What is the number of lines that include the word "físicos"? Provide only that figure.

[Start]

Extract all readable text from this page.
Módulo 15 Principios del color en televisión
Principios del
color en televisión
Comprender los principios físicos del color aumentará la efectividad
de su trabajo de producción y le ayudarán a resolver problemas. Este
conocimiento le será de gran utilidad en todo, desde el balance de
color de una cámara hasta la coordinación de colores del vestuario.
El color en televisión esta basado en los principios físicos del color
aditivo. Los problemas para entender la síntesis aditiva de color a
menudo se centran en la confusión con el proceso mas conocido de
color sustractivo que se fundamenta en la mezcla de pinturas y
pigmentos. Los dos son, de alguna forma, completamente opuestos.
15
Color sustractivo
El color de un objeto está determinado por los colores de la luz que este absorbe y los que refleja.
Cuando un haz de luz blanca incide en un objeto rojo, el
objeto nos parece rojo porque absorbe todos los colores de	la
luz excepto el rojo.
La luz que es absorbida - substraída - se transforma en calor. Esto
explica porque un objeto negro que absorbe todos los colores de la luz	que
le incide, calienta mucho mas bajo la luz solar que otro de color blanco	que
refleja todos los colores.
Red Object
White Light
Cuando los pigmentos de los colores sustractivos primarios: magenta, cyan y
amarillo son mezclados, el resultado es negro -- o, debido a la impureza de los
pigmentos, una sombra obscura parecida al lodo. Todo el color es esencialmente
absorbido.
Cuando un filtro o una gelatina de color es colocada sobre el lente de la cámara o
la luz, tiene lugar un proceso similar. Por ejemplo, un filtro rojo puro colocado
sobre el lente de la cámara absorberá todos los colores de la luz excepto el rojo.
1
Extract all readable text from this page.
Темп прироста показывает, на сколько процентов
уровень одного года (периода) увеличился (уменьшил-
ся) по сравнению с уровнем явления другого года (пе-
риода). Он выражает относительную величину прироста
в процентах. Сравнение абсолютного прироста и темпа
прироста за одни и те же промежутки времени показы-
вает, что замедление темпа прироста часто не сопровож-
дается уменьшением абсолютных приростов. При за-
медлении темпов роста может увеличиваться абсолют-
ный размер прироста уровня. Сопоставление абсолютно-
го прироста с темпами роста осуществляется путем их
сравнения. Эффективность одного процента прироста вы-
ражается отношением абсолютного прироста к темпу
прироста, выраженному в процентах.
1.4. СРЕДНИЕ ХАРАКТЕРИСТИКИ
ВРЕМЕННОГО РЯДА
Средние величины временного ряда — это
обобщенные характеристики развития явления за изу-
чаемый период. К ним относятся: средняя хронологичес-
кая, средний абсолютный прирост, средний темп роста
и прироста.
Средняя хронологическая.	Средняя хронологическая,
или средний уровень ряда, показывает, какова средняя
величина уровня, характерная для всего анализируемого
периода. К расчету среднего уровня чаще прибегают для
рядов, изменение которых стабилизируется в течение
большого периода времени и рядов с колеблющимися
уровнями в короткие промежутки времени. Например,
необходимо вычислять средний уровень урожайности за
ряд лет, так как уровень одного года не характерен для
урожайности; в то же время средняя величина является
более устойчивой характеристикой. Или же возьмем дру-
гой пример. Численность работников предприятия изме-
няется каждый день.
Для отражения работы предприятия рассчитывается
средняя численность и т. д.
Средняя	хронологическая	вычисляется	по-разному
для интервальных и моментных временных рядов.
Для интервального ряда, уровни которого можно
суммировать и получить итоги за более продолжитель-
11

[End]

**Response to the task**
2